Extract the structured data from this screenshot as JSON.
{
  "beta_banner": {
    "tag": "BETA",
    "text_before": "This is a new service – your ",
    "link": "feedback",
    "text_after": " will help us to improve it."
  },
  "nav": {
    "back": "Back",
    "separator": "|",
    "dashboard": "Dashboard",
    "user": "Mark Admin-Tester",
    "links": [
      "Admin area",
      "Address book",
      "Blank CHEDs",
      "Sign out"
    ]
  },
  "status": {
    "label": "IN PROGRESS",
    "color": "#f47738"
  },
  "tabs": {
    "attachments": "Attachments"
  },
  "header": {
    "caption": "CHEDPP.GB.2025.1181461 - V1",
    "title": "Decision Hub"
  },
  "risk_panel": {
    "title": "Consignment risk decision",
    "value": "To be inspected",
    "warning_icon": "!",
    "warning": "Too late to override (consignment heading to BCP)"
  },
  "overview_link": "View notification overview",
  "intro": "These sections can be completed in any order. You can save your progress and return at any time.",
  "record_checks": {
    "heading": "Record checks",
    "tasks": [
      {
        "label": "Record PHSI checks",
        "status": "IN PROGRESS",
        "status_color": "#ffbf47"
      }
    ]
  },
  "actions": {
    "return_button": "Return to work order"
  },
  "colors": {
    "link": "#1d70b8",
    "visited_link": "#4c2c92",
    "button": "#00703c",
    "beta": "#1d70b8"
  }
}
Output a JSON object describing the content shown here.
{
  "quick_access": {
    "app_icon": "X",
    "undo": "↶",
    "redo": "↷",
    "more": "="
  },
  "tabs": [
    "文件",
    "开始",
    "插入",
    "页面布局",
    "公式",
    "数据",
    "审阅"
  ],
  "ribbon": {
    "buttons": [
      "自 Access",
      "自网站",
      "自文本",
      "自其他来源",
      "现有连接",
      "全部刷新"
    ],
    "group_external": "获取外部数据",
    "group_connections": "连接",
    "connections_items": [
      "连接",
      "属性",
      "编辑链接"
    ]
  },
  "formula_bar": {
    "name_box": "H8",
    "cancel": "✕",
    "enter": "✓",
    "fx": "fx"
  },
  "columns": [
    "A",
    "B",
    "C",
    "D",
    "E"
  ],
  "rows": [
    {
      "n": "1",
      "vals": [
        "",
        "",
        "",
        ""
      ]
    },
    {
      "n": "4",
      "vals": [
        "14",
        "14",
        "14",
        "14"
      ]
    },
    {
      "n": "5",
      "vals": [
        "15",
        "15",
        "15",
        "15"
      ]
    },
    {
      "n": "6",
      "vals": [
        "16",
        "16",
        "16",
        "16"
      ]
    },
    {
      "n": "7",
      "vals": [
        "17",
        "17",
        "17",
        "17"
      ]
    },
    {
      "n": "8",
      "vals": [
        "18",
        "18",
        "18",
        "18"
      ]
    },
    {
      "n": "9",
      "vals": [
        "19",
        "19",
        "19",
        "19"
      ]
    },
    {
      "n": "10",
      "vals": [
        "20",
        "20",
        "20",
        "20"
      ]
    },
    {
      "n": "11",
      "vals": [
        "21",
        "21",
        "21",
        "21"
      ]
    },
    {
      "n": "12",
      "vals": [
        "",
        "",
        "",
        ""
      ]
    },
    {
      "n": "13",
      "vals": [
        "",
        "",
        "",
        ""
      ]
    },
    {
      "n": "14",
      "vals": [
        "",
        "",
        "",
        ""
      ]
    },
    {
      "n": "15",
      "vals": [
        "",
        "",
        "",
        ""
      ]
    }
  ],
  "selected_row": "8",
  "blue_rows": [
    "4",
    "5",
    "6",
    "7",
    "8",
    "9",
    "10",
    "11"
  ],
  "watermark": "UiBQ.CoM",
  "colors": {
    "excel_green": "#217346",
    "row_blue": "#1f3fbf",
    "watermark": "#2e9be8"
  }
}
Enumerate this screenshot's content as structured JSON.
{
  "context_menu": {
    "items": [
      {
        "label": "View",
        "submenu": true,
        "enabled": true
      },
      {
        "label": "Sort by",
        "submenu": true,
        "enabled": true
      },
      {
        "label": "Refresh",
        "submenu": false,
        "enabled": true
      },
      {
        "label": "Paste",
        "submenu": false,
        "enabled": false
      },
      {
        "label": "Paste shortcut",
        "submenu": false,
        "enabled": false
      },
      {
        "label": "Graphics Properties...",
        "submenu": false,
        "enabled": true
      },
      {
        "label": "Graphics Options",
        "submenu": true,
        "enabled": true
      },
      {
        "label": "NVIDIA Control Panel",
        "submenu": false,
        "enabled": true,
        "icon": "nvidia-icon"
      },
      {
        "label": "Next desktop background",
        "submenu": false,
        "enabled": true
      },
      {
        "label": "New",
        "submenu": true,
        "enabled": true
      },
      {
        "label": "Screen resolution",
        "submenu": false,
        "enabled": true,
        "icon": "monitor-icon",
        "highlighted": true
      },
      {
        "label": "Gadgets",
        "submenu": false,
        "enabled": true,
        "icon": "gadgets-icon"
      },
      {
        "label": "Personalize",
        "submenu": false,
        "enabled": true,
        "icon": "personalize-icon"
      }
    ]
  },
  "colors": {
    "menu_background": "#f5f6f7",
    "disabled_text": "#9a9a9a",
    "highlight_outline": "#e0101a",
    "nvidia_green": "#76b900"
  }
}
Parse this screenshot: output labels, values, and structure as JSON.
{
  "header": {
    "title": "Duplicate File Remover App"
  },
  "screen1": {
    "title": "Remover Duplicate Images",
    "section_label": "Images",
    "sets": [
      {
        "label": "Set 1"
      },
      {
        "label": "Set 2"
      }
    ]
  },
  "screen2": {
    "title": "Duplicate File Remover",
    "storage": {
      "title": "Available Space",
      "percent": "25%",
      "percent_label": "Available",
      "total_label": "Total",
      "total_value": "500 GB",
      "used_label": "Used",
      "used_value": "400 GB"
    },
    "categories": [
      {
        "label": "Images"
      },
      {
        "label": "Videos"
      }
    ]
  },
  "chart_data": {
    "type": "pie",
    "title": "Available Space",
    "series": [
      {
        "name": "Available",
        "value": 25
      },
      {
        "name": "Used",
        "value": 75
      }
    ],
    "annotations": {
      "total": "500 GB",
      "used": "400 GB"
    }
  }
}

▬▬▬

Task to complete
Repeat the data above exactly.

Result of this task
Extract the structured data from this screenshot as JSON.
{
  "beta_banner": {
    "tag": "BETA",
    "text_before": "This is a new service – your ",
    "link": "feedback",
    "text_after": " will help us to improve it."
  },
  "nav": {
    "back": "Back",
    "separator": "|",
    "dashboard": "Dashboard",
    "user": "Mark Admin-Tester",
    "links": [
      "Admin area",
      "Address book",
      "Blank CHEDs",
      "Sign out"
    ]
  },
  "status": {
    "label": "IN PROGRESS",
    "color": "#f47738"
  },
  "tabs": {
    "attachments": "Attachments"
  },
  "header": {
    "caption": "CHEDPP.GB.2025.1181461 - V1",
    "title": "Decision Hub"
  },
  "risk_panel": {
    "title": "Consignment risk decision",
    "value": "To be inspected",
    "warning_icon": "!",
    "warning": "Too late to override (consignment heading to BCP)"
  },
  "overview_link": "View notification overview",
  "intro": "These sections can be completed in any order. You can save your progress and return at any time.",
  "record_checks": {
    "heading": "Record checks",
    "tasks": [
      {
        "label": "Record PHSI checks",
        "status": "IN PROGRESS",
        "status_color": "#ffbf47"
      }
    ]
  },
  "actions": {
    "return_button": "Return to work order"
  },
  "colors": {
    "link": "#1d70b8",
    "visited_link": "#4c2c92",
    "button": "#00703c",
    "beta": "#1d70b8"
  }
}
Output a JSON object describing the content shown here.
{
  "quick_access": {
    "app_icon": "X",
    "undo": "↶",
    "redo": "↷",
    "more": "="
  },
  "tabs": [
    "文件",
    "开始",
    "插入",
    "页面布局",
    "公式",
    "数据",
    "审阅"
  ],
  "ribbon": {
    "buttons": [
      "自 Access",
      "自网站",
      "自文本",
      "自其他来源",
      "现有连接",
      "全部刷新"
    ],
    "group_external": "获取外部数据",
    "group_connections": "连接",
    "connections_items": [
      "连接",
      "属性",
      "编辑链接"
    ]
  },
  "formula_bar": {
    "name_box": "H8",
    "cancel": "✕",
    "enter": "✓",
    "fx": "fx"
  },
  "columns": [
    "A",
    "B",
    "C",
    "D",
    "E"
  ],
  "rows": [
    {
      "n": "1",
      "vals": [
        "",
        "",
        "",
        ""
      ]
    },
    {
      "n": "4",
      "vals": [
        "14",
        "14",
        "14",
        "14"
      ]
    },
    {
      "n": "5",
      "vals": [
        "15",
        "15",
        "15",
        "15"
      ]
    },
    {
      "n": "6",
      "vals": [
        "16",
        "16",
        "16",
        "16"
      ]
    },
    {
      "n": "7",
      "vals": [
        "17",
        "17",
        "17",
        "17"
      ]
    },
    {
      "n": "8",
      "vals": [
        "18",
        "18",
        "18",
        "18"
      ]
    },
    {
      "n": "9",
      "vals": [
        "19",
        "19",
        "19",
        "19"
      ]
    },
    {
      "n": "10",
      "vals": [
        "20",
        "20",
        "20",
        "20"
      ]
    },
    {
      "n": "11",
      "vals": [
        "21",
        "21",
        "21",
        "21"
      ]
    },
    {
      "n": "12",
      "vals": [
        "",
        "",
        "",
        ""
      ]
    },
    {
      "n": "13",
      "vals": [
        "",
        "",
        "",
        ""
      ]
    },
    {
      "n": "14",
      "vals": [
        "",
        "",
        "",
        ""
      ]
    },
    {
      "n": "15",
      "vals": [
        "",
        "",
        "",
        ""
      ]
    }
  ],
  "selected_row": "8",
  "blue_rows": [
    "4",
    "5",
    "6",
    "7",
    "8",
    "9",
    "10",
    "11"
  ],
  "watermark": "UiBQ.CoM",
  "colors": {
    "excel_green": "#217346",
    "row_blue": "#1f3fbf",
    "watermark": "#2e9be8"
  }
}
Enumerate this screenshot's content as structured JSON.
{
  "context_menu": {
    "items": [
      {
        "label": "View",
        "submenu": true,
        "enabled": true
      },
      {
        "label": "Sort by",
        "submenu": true,
        "enabled": true
      },
      {
        "label": "Refresh",
        "submenu": false,
        "enabled": true
      },
      {
        "label": "Paste",
        "submenu": false,
        "enabled": false
      },
      {
        "label": "Paste shortcut",
        "submenu": false,
        "enabled": false
      },
      {
        "label": "Graphics Properties...",
        "submenu": false,
        "enabled": true
      },
      {
        "label": "Graphics Options",
        "submenu": true,
        "enabled": true
      },
      {
        "label": "NVIDIA Control Panel",
        "submenu": false,
        "enabled": true,
        "icon": "nvidia-icon"
      },
      {
        "label": "Next desktop background",
        "submenu": false,
        "enabled": true
      },
      {
        "label": "New",
        "submenu": true,
        "enabled": true
      },
      {
        "label": "Screen resolution",
        "submenu": false,
        "enabled": true,
        "icon": "monitor-icon",
        "highlighted": true
      },
      {
        "label": "Gadgets",
        "submenu": false,
        "enabled": true,
        "icon": "gadgets-icon"
      },
      {
        "label": "Personalize",
        "submenu": false,
        "enabled": true,
        "icon": "personalize-icon"
      }
    ]
  },
  "colors": {
    "menu_background": "#f5f6f7",
    "disabled_text": "#9a9a9a",
    "highlight_outline": "#e0101a",
    "nvidia_green": "#76b900"
  }
}
Parse this screenshot: output labels, values, and structure as JSON.
{
  "header": {
    "title": "Duplicate File Remover App"
  },
  "screen1": {
    "title": "Remover Duplicate Images",
    "section_label": "Images",
    "sets": [
      {
        "label": "Set 1"
      },
      {
        "label": "Set 2"
      }
    ]
  },
  "screen2": {
    "title": "Duplicate File Remover",
    "storage": {
      "title": "Available Space",
      "percent": "25%",
      "percent_label": "Available",
      "total_label": "Total",
      "total_value": "500 GB",
      "used_label": "Used",
      "used_value": "400 GB"
    },
    "categories": [
      {
        "label": "Images"
      },
      {
        "label": "Videos"
      }
    ]
  },
  "chart_data": {
    "type": "pie",
    "title": "Available Space",
    "series": [
      {
        "name": "Available",
        "value": 25
      },
      {
        "name": "Used",
        "value": 75
      }
    ],
    "annotations": {
      "total": "500 GB",
      "used": "400 GB"
    }
  }
}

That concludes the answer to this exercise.